TEXTAUSZUG:
-----
Und so geht das munter weiter, was der Autor in weiteren Kapiteln, die sich mit Inklusion, Kinderarmut, Chancengleichheit oder politischer Bildung beschäftigen, mit einfachen Worten, aber unüberhörbarem Nachdruck, leidenschaftlich schildert. Er plädiert u. a. dafür, den Lehrermangel an Grundschulen durch die Angleichung der Besoldungsgruppen an jene der Gymnasiallehrer, wo ein Überschuss vorhanden ist, auszugleichen.
"Die Arbeit der Grundschulen ist doch nicht weniger wichtig für die Entwicklung der Kinder als die in den weiterführenden Schulen."
Zudem würden Zugangsbeschränkungen der Universitäten weitere unsinnige Hürden bilden.
Dario Schramm hat mit seiner Streitschrift einen umfassenden Überblick zur aktuellen Situation von Schülerinnen und Schülern geschaffen. Er tut es mit leidenschaftlicher Vehemenz, jedoch ohne einseitiges Klagen. Bleibt zu hoffen, dass er etwas bewirken kann. Wenn nicht, muss er nach seinem Studium von Recht und Politik, in dem ihm dann zur Verfügung stehenden Rahmen, weiter an der Umsetzung seiner Thesen aktiv mitarbeiten.
Vermutlich wird es sich dennoch, auch ohne Corona, ziehen, das "völlig veraltete System in ein zukunftsfähiges zu transformieren".
-----
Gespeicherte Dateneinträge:
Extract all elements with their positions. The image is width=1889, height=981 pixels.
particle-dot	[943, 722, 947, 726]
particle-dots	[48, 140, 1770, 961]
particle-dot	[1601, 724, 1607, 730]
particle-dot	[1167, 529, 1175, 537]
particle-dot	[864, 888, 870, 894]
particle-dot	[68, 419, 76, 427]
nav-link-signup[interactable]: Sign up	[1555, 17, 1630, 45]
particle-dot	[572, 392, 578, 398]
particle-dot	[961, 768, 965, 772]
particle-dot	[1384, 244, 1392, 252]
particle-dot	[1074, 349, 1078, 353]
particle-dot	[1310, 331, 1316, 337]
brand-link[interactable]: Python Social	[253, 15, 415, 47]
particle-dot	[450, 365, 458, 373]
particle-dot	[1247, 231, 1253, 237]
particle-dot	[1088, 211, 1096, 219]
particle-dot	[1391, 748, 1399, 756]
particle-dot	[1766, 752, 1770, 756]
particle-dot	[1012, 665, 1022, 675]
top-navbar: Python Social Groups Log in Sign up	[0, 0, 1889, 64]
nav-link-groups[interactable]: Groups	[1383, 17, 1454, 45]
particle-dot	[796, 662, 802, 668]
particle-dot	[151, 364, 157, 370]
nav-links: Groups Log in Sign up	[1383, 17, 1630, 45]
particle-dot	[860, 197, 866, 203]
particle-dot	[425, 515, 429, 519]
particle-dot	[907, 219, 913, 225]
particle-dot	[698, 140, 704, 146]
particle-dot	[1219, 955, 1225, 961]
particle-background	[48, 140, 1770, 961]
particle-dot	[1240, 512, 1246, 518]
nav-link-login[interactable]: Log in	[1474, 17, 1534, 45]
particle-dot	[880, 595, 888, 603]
-----
Wie soll laut dem Textauszug der Lehrermangel an Grundschulen ausgeglichen werden?

Die Besoldungsgruppen der Grundschullehrer sollen an die der Gymnasiallehrer angeglichen werden.